Area students honored for artwork in Scholastic Art Competition Exhibit

Release Date: January 28, 2009    

PLAINVIEW – Four South Plains area students were honored with the American Vision Award for the West Texas Regional Scholastic Art Competition, held recently on the campus of Wayland Baptist University. Those works and approximately 600 others will be on display in the Abraham Art Gallery on campus through Feb. 14.

Erica Pace, a senior at Frenship High School in Wolfforth, earned two awards for her drawings, one for a three-piece set titled “Nature in Motion,” and one called “Colors of Life.” Eric Simpson, a senior at Shallowater High School, earned one for his mixed media piece titled “Inspiration.” Two sophomores, Matthew Dohm of Brownfield and Lance Hernandez, earned American Vision Awards for their work. Dohm earned his award for a drawing titled “Sir Kilian,” while Hernandez contributed a ceramic sculpture titled “Clumsy Man.”

The American Vision designation is the highest award at the regional level of the competition, and one of the five works is guaranteed a place at the national exhibit held at the Corcoran Gallery in Washington, D.C. In addition, the students are able to submit their portfolios of work for consideration for scholarships toward their college education.

The works first earned Gold Keys in the rapid-fire judging process held Monday, Jan. 19 on the WBU campus, where a panel of three judges viewed each of the 1,000-plus pieces that are entered from schools all over the region. The top 110 – labeled Gold Keys – are then judged to determine the top five for American Vision honors. Another 200 approximately are chosen as Silver Keys, while another 300 or so are selected as Honorable Mention.

---------------

- _Task directions_
Transcribe the passage of the art competition article from "The works first" up to and including "as Honorable Mention.", word for word.

- _Entries supplied_
---------------

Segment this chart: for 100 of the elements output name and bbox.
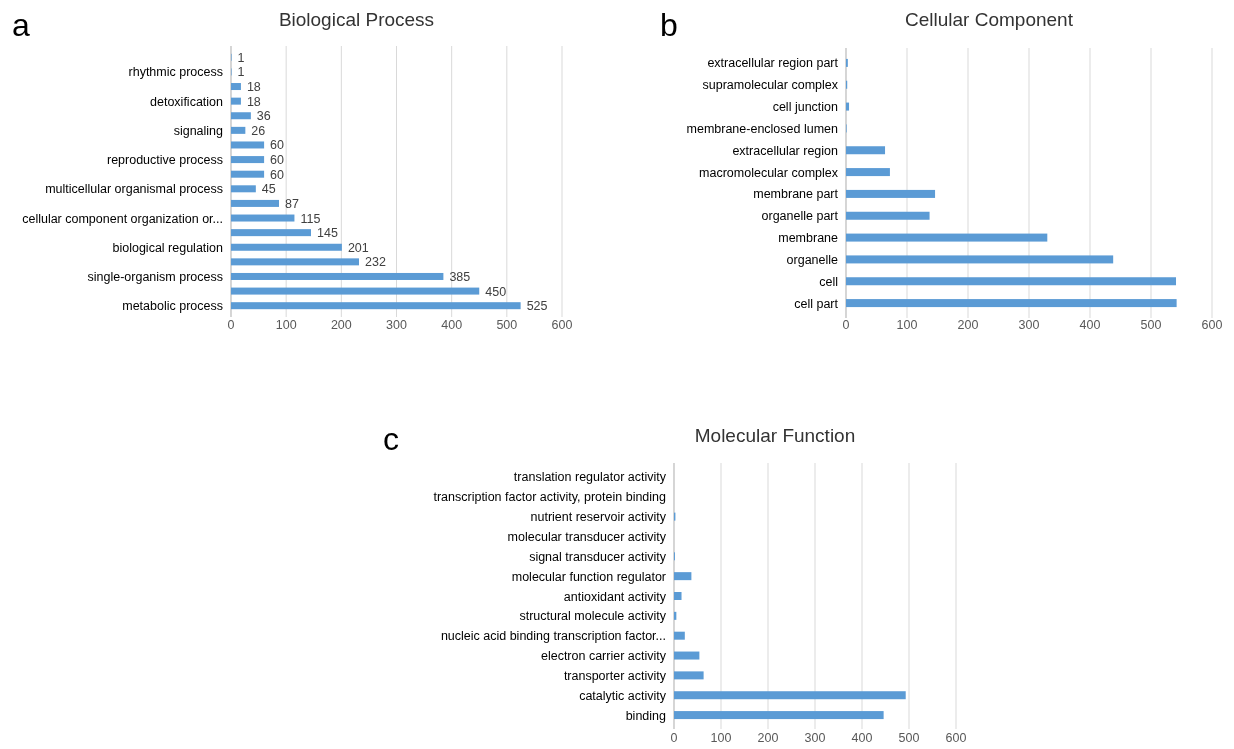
- x-tick-label: 600: [551, 318, 573, 332]
- data-label: 26: [251, 123, 266, 138]
- bar: [231, 229, 311, 237]
- bar: [231, 126, 246, 134]
- y-tick-label: multicellular organismal process: [45, 182, 223, 197]
- chart-title: Biological Process: [278, 9, 435, 30]
- x-tick-label: 300: [386, 318, 407, 332]
- y-tick-label: nutrient reservoir activity: [530, 510, 667, 525]
- bar: [846, 255, 1114, 264]
- x-tick-label: 600: [1201, 318, 1223, 332]
- bar: [674, 572, 692, 581]
- data-label: 1: [237, 50, 245, 65]
- bar: [846, 189, 936, 198]
- bar: [231, 214, 295, 222]
- bar: [674, 631, 685, 640]
- bar: [231, 302, 521, 310]
- y-tick-label: reproductive process: [106, 153, 223, 168]
- bar: [846, 102, 850, 111]
- bar: [674, 651, 700, 660]
- y-tick-label: single-organism process: [87, 269, 223, 284]
- y-tick-label: macromolecular complex: [699, 165, 839, 180]
- y-tick-label: signal transducer activity: [529, 549, 667, 564]
- y-tick-label: metabolic process: [122, 299, 223, 314]
- bar: [846, 233, 1048, 242]
- x-tick-label: 300: [804, 731, 826, 745]
- data-label: 60: [270, 167, 285, 182]
- data-label: 385: [449, 269, 471, 284]
- data-label: 60: [270, 153, 285, 168]
- x-tick-label: 200: [330, 318, 352, 332]
- bar: [231, 112, 251, 120]
- data-label: 232: [364, 255, 386, 270]
- data-label: 115: [300, 211, 321, 226]
- text: c: [383, 421, 399, 457]
- bar: [231, 156, 265, 164]
- x-tick-label: 300: [1018, 318, 1040, 332]
- x-tick-label: 100: [896, 318, 918, 332]
- y-tick-label: supramolecular complex: [702, 78, 839, 93]
- y-tick-label: biological regulation: [112, 240, 224, 255]
- bar: [674, 592, 682, 600]
- data-label: 450: [485, 284, 507, 299]
- bar: [231, 243, 342, 251]
- text: b: [660, 7, 678, 43]
- x-tick-label: 600: [945, 731, 967, 745]
- bar: [846, 277, 1177, 286]
- y-tick-label: electron carrier activity: [540, 649, 667, 664]
- y-tick-label: molecular transducer activity: [507, 529, 667, 544]
- bar: [674, 671, 704, 680]
- y-tick-label: membrane part: [753, 187, 839, 202]
- data-label: 1: [237, 65, 245, 80]
- data-label: 60: [270, 138, 285, 153]
- data-label: 201: [347, 240, 369, 255]
- y-tick-label: cell: [819, 274, 838, 289]
- y-tick-label: cell junction: [772, 100, 839, 115]
- data-label: 145: [316, 226, 338, 241]
- y-tick-label: transporter activity: [563, 668, 667, 683]
- y-tick-label: detoxification: [150, 94, 224, 109]
- bar: [231, 199, 279, 207]
- x-tick-label: 0: [842, 318, 850, 332]
- bar: [846, 299, 1177, 308]
- y-tick-label: membrane: [778, 231, 839, 246]
- x-tick-label: 500: [1140, 318, 1162, 332]
- x-tick-label: 400: [851, 731, 873, 745]
- bar: [231, 83, 241, 91]
- y-tick-label: structural molecule activity: [519, 609, 667, 624]
- y-tick-label: antioxidant activity: [563, 589, 667, 604]
- bar: [231, 141, 265, 149]
- x-tick-label: 200: [757, 731, 779, 745]
- x-tick-label: 100: [710, 731, 732, 745]
- y-tick-label: translation regulator activity: [513, 470, 667, 485]
- y-tick-label: binding: [625, 708, 667, 723]
- bar: [846, 211, 930, 220]
- x-tick-label: 500: [898, 731, 920, 745]
- x-tick-label: 400: [441, 318, 463, 332]
- bar: [846, 168, 890, 177]
- chart-title: Cellular Component: [905, 9, 1074, 30]
- text: a: [12, 7, 30, 43]
- bar: [231, 272, 444, 280]
- x-tick-label: 400: [1079, 318, 1101, 332]
- chart-title: Molecular Function: [694, 425, 856, 446]
- bar: [674, 691, 906, 700]
- y-tick-label: nucleic acid binding transcription factor...: [440, 629, 666, 644]
- y-tick-label: signaling: [173, 123, 224, 138]
- bar: [231, 170, 265, 178]
- bar: [231, 185, 256, 193]
- x-tick-label: 0: [670, 731, 678, 745]
- y-tick-label: rhythmic process: [128, 65, 223, 80]
- x-tick-label: 500: [496, 318, 518, 332]
- data-label: 36: [256, 109, 271, 124]
- y-tick-label: extracellular region: [732, 143, 839, 158]
- y-tick-label: organelle: [786, 252, 839, 267]
- data-label: 525: [526, 299, 548, 314]
- bar: [231, 258, 359, 266]
- bar: [846, 146, 886, 155]
- y-tick-label: extracellular region part: [707, 56, 839, 71]
- data-label: 18: [246, 94, 261, 109]
- y-tick-label: molecular function regulator: [511, 569, 666, 584]
- y-tick-label: membrane-enclosed lumen: [686, 121, 839, 136]
- data-label: 45: [261, 182, 276, 197]
- x-tick-label: 100: [275, 318, 297, 332]
- bar: [231, 97, 241, 105]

---------------

- _Reply_
The works first earned Gold Keys in the rapid-fire judging process held Monday, Jan. 19 on the WBU campus, where a panel of three judges viewed each of the 1,000-plus pieces that are entered from schools all over the region. The top 110 – labeled Gold Keys – are then judged to determine the top five for American Vision honors. Another 200 approximately are chosen as Silver Keys, while another 300 or so are selected as Honorable Mention.